▸ **TASK PROMPT**:
Find each line with the string "bold" and copy it.

======== ENTRIES PROVIDED ========

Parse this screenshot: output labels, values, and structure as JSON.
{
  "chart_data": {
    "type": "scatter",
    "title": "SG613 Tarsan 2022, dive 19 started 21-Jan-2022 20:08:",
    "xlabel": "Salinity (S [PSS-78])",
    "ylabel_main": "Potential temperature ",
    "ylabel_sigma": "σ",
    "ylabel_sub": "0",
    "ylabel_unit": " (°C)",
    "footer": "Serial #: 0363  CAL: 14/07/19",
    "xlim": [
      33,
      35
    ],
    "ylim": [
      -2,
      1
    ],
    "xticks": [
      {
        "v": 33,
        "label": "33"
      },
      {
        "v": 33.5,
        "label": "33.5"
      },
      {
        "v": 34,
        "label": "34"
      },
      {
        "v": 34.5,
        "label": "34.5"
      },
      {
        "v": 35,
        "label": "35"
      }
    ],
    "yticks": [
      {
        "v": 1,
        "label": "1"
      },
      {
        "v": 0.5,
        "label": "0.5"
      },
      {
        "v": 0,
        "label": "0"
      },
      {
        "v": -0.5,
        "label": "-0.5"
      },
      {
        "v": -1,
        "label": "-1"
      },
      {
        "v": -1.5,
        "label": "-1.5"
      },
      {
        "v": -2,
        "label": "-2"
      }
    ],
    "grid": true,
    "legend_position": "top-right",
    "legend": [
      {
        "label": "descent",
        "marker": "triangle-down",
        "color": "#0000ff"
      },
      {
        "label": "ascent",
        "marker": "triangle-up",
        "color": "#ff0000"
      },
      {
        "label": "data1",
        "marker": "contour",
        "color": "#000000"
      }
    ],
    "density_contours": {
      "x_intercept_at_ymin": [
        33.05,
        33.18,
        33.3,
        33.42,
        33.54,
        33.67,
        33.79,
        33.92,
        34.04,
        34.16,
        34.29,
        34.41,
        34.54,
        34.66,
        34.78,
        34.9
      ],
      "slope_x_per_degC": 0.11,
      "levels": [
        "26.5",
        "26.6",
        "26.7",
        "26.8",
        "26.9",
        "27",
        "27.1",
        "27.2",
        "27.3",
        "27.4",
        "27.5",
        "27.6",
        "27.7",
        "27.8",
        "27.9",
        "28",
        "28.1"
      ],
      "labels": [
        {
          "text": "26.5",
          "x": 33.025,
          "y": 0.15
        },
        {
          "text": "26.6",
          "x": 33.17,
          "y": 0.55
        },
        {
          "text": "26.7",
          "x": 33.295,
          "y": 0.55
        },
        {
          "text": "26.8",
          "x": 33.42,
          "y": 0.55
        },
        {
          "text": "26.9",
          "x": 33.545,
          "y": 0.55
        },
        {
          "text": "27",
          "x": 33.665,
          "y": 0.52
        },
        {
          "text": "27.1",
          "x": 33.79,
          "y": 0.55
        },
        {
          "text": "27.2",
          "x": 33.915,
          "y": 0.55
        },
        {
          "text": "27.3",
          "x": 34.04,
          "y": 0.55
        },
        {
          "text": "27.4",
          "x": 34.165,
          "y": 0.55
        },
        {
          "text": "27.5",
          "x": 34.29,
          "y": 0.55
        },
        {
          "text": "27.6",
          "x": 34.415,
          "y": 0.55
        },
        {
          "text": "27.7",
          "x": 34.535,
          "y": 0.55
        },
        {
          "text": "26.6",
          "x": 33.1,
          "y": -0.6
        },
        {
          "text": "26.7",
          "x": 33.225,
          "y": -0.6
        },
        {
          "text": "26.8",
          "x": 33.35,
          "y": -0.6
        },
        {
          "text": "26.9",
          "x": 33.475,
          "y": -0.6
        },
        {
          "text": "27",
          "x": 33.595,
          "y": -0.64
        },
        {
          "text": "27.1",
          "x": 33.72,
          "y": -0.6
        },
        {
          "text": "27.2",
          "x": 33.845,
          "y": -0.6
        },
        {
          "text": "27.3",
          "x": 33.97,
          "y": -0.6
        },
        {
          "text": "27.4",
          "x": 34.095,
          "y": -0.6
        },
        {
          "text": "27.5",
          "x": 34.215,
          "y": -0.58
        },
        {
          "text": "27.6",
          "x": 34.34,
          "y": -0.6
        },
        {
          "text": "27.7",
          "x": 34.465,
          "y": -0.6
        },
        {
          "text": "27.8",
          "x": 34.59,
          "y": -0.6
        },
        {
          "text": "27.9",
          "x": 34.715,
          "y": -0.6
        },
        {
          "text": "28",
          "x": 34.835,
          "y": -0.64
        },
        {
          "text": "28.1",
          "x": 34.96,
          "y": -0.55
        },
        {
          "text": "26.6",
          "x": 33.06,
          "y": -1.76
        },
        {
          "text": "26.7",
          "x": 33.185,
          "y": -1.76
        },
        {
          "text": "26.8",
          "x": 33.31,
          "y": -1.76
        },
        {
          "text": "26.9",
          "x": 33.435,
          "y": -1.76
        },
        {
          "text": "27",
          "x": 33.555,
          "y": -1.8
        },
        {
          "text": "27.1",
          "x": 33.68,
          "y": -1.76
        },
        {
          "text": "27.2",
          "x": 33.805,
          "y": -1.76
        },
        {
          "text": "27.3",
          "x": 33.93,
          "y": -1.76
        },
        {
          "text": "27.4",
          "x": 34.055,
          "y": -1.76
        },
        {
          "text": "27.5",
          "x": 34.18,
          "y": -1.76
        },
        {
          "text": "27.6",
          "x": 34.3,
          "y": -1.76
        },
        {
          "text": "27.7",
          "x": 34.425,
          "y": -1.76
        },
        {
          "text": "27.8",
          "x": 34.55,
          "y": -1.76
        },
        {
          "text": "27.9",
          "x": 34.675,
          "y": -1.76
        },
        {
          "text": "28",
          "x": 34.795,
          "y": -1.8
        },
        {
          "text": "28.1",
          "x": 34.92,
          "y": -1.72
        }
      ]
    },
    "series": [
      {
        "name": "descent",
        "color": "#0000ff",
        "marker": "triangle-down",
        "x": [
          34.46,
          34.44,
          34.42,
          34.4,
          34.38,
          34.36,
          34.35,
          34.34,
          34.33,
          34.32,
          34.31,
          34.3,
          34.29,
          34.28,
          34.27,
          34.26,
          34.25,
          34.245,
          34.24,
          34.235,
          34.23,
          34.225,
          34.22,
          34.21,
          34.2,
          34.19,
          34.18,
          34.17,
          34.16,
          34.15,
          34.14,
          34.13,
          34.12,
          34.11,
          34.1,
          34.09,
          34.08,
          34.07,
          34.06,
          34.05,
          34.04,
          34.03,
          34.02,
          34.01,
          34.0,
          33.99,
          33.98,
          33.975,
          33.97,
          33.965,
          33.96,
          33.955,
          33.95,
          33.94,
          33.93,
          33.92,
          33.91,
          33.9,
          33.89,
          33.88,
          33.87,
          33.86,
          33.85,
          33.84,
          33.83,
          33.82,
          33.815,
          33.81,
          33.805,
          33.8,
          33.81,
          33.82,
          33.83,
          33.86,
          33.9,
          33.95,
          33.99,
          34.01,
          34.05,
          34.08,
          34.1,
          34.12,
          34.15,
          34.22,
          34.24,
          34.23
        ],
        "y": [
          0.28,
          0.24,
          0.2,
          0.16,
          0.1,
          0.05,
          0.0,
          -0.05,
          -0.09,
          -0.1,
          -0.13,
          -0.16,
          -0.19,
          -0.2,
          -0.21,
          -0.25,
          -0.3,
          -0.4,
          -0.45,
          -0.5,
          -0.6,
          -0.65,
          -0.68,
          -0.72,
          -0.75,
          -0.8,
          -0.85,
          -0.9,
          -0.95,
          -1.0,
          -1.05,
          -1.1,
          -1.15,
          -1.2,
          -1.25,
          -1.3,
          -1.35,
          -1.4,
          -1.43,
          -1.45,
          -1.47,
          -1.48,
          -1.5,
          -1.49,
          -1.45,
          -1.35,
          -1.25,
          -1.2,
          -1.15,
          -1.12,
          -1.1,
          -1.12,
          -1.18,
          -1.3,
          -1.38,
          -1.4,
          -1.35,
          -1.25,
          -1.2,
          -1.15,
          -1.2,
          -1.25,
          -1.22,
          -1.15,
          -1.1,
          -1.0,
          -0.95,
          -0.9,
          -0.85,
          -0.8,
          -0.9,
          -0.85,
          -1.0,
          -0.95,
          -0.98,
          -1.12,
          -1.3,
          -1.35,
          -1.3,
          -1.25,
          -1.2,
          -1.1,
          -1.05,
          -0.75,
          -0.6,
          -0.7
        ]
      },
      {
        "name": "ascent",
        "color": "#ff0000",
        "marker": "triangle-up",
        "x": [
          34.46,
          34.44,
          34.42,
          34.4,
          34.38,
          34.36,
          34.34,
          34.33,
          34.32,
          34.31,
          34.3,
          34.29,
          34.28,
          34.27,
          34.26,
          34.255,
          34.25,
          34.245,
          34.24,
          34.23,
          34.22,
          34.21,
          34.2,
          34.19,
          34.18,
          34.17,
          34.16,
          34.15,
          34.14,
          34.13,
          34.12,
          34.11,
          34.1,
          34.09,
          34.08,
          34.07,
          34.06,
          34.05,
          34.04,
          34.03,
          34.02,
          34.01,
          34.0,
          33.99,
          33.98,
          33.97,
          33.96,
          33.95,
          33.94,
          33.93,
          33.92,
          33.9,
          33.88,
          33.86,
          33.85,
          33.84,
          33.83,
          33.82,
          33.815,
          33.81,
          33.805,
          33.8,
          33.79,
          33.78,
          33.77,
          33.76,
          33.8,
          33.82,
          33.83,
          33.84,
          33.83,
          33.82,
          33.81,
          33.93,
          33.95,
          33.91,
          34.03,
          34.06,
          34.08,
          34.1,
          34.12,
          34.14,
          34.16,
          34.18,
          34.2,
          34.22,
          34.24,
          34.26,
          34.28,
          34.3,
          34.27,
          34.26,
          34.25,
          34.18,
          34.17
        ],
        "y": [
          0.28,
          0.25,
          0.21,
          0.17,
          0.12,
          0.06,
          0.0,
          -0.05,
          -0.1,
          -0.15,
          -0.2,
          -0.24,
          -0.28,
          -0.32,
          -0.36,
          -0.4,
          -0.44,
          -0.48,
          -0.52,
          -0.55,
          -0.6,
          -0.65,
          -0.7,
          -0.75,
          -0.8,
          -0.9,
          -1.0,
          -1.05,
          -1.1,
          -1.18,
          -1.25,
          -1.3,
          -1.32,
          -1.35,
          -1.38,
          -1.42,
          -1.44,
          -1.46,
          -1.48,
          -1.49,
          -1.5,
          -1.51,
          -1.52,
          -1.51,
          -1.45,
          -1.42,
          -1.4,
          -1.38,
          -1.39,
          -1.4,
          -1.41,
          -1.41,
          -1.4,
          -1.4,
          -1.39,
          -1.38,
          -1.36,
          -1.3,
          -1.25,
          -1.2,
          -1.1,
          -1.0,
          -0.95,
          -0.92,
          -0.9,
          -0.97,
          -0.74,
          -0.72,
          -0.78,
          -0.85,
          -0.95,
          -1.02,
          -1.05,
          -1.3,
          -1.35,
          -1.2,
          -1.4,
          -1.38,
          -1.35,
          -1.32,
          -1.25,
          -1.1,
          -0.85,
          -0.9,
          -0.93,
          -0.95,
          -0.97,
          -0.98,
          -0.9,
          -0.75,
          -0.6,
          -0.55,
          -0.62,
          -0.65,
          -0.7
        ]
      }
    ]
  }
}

========
======== ENTRIES PROVIDED ========

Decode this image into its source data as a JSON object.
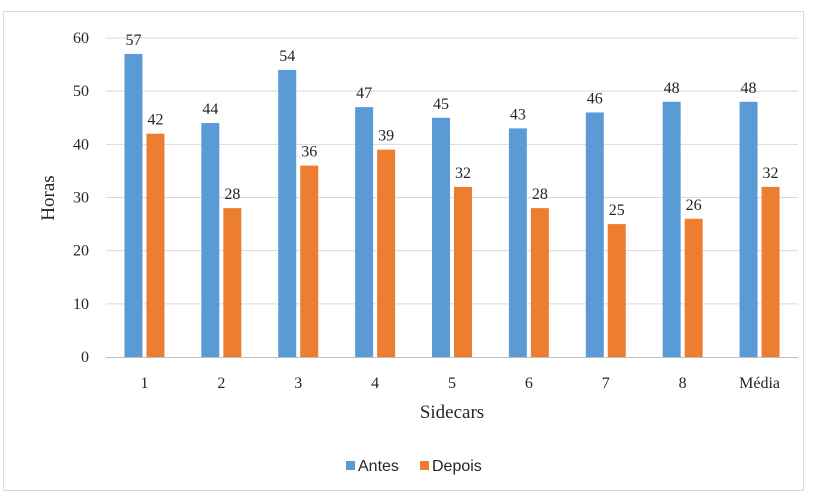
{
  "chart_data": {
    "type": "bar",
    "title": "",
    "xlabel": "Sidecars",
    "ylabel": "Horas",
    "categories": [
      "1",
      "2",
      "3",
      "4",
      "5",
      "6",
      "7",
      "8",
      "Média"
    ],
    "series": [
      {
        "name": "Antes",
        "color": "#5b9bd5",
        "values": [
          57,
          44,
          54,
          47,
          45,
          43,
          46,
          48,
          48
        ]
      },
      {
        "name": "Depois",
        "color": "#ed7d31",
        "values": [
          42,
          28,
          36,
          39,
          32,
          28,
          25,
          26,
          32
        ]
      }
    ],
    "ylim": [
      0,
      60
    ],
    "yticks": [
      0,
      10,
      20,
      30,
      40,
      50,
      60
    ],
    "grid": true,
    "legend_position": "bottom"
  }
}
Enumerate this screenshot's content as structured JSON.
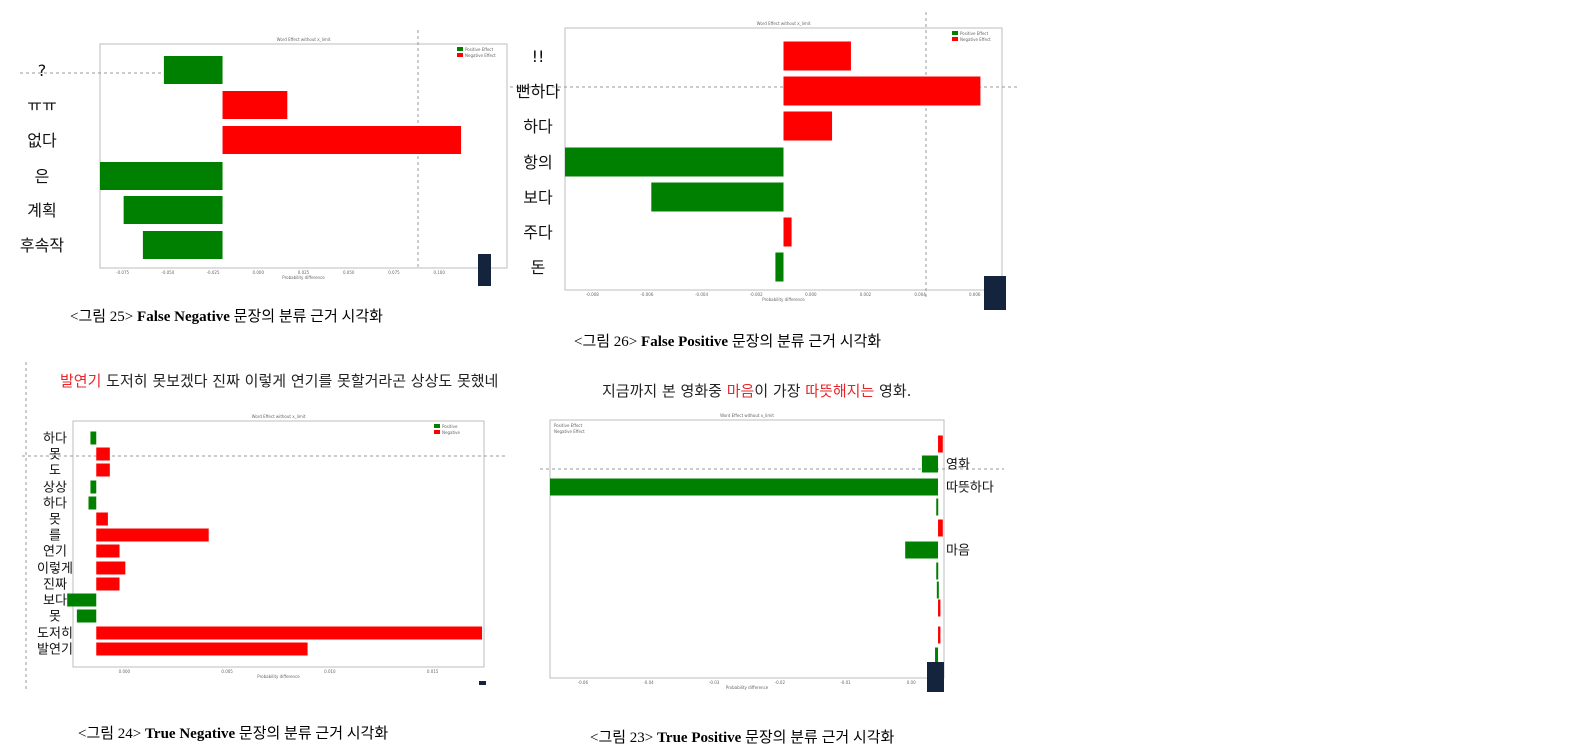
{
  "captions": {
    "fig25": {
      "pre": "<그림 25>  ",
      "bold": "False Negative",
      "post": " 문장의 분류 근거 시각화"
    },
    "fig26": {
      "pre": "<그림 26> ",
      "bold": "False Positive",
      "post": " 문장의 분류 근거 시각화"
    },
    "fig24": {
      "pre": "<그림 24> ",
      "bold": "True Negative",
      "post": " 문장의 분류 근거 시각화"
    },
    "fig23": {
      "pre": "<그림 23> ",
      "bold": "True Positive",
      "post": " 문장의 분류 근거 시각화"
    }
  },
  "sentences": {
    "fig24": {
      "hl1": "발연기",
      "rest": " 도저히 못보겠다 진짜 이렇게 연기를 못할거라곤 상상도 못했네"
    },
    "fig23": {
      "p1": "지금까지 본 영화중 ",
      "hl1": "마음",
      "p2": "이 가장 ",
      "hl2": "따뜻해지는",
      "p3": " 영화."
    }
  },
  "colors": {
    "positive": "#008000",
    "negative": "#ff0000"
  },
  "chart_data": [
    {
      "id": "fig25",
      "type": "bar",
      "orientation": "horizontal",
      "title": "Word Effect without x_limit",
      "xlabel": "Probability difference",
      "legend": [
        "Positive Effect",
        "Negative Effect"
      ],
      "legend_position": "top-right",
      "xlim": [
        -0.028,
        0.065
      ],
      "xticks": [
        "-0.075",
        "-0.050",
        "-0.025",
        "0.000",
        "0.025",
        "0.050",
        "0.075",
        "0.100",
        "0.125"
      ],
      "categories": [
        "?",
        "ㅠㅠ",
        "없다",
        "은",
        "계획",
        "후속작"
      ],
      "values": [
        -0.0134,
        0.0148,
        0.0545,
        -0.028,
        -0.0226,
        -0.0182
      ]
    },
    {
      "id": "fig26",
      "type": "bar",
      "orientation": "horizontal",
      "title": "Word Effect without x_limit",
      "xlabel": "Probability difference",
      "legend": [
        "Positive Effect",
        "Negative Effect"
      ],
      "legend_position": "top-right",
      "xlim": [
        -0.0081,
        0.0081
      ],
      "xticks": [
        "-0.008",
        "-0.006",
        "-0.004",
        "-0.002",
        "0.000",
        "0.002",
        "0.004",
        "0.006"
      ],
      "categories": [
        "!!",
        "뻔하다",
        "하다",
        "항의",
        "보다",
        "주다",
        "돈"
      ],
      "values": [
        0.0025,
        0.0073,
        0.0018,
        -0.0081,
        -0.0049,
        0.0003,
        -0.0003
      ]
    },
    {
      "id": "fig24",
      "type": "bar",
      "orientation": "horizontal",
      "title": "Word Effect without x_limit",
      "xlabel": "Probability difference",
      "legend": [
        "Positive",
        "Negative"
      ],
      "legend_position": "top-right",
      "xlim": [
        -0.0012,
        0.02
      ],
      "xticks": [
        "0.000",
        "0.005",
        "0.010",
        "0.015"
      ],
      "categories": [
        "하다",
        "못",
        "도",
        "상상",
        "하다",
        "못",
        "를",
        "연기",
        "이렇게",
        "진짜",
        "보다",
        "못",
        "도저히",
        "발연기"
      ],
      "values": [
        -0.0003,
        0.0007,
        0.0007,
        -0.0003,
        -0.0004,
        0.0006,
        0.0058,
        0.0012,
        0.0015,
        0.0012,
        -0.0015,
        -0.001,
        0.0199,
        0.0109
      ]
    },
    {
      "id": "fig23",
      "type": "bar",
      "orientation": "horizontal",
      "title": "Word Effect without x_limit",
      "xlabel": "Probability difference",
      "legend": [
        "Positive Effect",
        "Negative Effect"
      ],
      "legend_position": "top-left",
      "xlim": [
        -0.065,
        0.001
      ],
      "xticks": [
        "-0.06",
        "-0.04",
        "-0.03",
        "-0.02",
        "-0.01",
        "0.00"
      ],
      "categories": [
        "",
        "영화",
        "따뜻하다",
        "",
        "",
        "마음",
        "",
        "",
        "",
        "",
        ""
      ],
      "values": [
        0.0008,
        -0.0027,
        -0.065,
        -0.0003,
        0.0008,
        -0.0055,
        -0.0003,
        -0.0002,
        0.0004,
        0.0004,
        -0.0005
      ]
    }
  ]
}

========

▸ **RESPONSE TO THE TASK**:
      "bold": "False Negative",
      "bold": "False Positive",
      "bold": "True Negative",
      "bold": "True Positive",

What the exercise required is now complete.